··· Supplied entries
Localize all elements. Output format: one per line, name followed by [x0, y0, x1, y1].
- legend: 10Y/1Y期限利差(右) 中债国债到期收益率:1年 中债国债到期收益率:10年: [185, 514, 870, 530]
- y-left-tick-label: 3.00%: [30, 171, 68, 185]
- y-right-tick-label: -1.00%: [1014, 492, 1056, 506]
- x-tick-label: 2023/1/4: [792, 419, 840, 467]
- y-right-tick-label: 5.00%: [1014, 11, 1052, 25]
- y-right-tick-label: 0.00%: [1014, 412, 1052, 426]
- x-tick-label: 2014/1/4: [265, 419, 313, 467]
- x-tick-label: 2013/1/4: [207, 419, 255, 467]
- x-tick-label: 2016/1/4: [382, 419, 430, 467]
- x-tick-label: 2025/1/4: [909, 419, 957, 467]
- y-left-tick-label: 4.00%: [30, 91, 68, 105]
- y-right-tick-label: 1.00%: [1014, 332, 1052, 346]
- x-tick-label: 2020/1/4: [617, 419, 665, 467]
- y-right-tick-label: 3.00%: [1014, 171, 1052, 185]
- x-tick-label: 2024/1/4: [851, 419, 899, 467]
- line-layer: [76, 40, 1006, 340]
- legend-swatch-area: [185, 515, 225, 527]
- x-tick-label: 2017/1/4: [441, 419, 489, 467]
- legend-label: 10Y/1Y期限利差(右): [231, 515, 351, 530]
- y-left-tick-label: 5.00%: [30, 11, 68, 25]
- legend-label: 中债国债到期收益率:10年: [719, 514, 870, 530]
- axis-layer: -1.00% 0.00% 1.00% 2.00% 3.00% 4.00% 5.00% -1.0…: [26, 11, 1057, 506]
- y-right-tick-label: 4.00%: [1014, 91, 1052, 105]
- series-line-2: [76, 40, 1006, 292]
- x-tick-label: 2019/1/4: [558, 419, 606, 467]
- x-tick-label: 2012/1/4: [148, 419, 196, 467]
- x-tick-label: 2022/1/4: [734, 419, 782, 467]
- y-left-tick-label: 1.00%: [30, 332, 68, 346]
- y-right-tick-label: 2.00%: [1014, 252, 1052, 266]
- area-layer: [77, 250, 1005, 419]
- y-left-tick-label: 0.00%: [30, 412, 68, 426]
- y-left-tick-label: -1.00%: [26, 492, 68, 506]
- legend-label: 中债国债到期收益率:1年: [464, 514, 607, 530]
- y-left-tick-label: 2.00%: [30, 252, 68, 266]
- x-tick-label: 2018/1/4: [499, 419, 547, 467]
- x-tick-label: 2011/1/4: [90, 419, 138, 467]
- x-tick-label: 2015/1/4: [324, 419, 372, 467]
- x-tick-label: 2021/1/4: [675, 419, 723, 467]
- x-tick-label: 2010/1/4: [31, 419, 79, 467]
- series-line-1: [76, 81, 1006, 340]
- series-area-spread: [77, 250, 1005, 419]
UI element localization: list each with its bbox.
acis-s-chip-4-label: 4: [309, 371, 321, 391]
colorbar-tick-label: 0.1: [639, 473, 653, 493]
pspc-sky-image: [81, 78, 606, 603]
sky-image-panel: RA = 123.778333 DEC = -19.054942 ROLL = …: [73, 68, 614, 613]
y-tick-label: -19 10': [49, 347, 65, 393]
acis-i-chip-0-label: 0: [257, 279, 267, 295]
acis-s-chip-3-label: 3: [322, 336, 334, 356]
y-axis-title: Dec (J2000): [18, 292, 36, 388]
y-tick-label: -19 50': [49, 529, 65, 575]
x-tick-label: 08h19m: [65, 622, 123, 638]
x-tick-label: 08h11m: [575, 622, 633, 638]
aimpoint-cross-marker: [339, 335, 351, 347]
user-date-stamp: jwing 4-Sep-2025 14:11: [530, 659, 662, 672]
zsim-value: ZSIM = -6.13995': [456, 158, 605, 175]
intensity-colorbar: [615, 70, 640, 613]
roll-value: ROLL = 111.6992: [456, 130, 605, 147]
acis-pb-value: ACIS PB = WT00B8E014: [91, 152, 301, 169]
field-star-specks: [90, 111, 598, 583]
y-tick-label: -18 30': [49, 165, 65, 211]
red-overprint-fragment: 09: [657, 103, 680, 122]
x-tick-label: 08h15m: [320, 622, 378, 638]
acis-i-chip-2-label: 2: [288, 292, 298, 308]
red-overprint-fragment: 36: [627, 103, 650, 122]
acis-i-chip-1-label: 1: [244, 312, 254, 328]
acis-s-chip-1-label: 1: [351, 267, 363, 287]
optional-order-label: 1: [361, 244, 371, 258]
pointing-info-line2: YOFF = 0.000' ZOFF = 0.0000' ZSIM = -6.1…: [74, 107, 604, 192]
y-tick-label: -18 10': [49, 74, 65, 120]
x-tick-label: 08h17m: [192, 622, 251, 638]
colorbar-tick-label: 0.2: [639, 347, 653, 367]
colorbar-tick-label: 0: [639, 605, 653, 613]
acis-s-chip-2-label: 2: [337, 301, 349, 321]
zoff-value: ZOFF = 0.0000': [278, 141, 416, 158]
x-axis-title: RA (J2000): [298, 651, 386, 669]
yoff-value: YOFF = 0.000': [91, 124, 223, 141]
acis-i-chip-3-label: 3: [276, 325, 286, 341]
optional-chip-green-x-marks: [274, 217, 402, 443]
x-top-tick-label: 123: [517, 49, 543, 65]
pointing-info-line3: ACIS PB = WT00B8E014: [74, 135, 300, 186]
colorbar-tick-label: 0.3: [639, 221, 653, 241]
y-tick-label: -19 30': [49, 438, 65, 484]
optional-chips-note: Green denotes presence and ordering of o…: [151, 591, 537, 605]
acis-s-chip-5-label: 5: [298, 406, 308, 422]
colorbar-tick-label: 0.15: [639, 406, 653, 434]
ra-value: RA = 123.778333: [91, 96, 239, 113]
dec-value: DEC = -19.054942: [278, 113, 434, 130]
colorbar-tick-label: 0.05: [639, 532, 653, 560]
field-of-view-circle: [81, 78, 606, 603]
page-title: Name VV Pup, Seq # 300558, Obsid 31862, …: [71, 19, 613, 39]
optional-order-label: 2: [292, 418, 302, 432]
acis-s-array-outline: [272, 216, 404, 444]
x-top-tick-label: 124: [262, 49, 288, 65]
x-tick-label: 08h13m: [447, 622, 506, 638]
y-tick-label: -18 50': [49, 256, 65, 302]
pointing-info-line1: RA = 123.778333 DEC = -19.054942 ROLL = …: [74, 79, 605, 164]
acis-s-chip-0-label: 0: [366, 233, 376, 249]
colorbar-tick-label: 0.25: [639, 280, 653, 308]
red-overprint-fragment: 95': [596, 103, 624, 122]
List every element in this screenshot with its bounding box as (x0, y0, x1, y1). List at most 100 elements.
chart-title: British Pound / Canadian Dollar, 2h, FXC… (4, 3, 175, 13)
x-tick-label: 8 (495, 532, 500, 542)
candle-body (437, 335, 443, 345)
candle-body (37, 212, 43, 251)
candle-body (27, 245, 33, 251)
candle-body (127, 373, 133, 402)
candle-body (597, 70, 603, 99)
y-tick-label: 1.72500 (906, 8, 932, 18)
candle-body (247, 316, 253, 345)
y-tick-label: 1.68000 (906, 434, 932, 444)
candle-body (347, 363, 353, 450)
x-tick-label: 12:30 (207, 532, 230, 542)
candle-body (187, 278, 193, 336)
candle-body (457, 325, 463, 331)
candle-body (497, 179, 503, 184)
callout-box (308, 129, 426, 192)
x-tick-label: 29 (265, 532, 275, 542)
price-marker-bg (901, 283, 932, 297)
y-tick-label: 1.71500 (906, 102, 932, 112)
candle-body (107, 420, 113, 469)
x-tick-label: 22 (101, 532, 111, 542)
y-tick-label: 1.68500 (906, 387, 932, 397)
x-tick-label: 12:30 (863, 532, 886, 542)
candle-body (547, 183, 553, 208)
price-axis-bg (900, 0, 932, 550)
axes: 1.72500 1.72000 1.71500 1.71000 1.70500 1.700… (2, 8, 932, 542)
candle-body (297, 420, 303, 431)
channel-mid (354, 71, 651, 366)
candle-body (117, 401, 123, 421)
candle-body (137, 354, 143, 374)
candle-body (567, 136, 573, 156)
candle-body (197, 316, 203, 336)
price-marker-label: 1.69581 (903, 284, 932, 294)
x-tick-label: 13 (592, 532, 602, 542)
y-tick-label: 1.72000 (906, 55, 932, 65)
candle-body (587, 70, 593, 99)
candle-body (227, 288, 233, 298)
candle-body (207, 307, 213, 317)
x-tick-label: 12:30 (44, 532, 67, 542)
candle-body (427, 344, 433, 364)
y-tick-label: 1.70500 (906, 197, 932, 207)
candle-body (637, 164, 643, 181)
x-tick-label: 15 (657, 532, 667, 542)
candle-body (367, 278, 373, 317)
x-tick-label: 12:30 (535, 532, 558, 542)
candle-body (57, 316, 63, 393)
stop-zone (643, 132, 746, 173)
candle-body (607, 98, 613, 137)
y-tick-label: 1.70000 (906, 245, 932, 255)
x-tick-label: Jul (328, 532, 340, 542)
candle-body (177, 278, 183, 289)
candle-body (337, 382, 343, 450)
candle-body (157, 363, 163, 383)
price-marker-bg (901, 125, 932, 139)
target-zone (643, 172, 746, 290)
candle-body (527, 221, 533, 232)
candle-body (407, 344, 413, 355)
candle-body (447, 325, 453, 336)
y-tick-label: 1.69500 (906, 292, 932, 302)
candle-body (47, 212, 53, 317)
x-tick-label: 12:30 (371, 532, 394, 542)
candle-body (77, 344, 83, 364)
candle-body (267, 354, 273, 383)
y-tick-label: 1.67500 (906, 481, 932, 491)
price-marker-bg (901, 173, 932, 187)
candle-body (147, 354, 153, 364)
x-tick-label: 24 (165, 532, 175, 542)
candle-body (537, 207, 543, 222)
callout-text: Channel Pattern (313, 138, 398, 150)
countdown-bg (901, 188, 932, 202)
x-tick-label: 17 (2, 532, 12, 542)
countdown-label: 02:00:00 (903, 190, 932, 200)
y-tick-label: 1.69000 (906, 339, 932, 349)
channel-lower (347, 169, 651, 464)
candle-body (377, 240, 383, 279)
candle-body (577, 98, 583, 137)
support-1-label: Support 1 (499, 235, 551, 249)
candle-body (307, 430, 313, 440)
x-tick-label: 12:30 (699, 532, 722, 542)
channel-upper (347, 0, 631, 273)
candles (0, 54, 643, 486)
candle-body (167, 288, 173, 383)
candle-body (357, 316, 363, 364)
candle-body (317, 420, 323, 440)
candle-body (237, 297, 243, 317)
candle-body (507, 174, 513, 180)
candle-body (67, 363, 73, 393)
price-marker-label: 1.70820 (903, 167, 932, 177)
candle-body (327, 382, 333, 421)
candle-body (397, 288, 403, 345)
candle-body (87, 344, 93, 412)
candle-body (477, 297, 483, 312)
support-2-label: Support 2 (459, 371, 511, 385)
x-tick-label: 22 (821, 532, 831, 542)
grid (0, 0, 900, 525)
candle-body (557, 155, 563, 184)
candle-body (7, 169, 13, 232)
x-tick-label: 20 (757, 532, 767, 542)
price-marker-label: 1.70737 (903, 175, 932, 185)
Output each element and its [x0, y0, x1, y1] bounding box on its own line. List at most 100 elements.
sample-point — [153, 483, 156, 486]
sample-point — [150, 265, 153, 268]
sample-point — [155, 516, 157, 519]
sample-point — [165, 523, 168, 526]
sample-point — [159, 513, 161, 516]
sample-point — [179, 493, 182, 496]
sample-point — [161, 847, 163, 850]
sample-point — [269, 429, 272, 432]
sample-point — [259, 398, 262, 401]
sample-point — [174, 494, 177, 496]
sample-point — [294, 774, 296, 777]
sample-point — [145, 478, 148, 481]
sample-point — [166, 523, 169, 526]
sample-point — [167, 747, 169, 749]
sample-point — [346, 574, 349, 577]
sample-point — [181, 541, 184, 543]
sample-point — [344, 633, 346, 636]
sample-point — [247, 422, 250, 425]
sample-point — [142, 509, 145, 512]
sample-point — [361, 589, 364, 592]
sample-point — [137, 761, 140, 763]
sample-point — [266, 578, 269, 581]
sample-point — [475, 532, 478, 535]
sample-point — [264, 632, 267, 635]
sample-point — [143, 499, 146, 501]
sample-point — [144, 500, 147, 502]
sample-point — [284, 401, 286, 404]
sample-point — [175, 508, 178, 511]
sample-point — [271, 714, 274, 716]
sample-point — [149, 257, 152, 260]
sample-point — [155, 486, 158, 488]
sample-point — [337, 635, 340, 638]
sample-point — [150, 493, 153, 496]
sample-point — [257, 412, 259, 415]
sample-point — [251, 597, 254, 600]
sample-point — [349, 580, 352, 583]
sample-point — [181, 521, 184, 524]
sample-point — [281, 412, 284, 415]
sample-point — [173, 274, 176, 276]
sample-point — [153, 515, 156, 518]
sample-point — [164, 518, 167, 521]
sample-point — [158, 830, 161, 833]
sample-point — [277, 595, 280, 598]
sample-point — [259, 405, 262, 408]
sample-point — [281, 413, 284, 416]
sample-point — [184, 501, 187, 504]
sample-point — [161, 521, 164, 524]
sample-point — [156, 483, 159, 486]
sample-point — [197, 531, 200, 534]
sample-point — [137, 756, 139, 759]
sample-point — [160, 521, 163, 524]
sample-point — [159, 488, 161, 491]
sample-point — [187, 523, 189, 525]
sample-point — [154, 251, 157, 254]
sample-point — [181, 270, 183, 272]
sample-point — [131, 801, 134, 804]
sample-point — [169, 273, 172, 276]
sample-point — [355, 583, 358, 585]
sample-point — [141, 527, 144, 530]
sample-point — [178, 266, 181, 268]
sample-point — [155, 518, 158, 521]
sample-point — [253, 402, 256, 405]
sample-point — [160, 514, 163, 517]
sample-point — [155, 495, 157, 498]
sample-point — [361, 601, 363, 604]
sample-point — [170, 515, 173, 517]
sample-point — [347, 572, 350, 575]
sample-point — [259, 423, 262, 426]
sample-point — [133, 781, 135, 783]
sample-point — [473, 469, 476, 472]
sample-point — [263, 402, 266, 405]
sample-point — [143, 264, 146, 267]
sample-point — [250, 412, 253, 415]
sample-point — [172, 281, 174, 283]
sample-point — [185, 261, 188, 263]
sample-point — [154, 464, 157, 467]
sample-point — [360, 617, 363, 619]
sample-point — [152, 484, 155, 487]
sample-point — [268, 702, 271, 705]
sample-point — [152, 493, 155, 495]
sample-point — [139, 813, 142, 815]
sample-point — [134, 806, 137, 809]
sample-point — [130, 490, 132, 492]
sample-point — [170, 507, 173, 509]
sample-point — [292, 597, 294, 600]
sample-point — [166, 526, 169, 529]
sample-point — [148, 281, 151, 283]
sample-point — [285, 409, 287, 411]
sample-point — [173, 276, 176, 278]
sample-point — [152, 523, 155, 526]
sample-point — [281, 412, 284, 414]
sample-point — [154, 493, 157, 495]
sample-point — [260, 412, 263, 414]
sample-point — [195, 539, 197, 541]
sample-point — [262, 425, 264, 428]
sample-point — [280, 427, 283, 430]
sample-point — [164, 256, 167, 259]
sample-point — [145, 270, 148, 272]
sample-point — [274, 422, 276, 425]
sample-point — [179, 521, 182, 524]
······
**Instruction**
Present everything from the start of the rows above down to the line containing "- x-tick-label: 2017/1/4: [441, 419, 489, 467]", both ends included, as a Markdown table with the columns Index and Line content, one line per table row and blank lines left out.

**Written answer**
| Index | Line content |
|---|---|
| 1 | Localize all elements. Output format: one per line, name followed by [x0, y0, x1, y1]. |
| 2 | - legend: 10Y/1Y期限利差(右) 中债国债到期收益率:1年 中债国债到期收益率:10年: [185, 514, 870, 530] |
| 3 | - y-left-tick-label: 3.00%: [30, 171, 68, 185] |
| 4 | - y-right-tick-label: -1.00%: [1014, 492, 1056, 506] |
| 5 | - x-tick-label: 2023/1/4: [792, 419, 840, 467] |
| 6 | - y-right-tick-label: 5.00%: [1014, 11, 1052, 25] |
| 7 | - y-right-tick-label: 0.00%: [1014, 412, 1052, 426] |
| 8 | - x-tick-label: 2014/1/4: [265, 419, 313, 467] |
| 9 | - x-tick-label: 2013/1/4: [207, 419, 255, 467] |
| 10 | - x-tick-label: 2016/1/4: [382, 419, 430, 467] |
| 11 | - x-tick-label: 2025/1/4: [909, 419, 957, 467] |
| 12 | - y-left-tick-label: 4.00%: [30, 91, 68, 105] |
| 13 | - y-right-tick-label: 1.00%: [1014, 332, 1052, 346] |
| 14 | - x-tick-label: 2020/1/4: [617, 419, 665, 467] |
| 15 | - y-right-tick-label: 3.00%: [1014, 171, 1052, 185] |
| 16 | - x-tick-label: 2024/1/4: [851, 419, 899, 467] |
| 17 | - line-layer: [76, 40, 1006, 340] |
| 18 | - legend-swatch-area: [185, 515, 225, 527] |
| 19 | - x-tick-label: 2017/1/4: [441, 419, 489, 467] |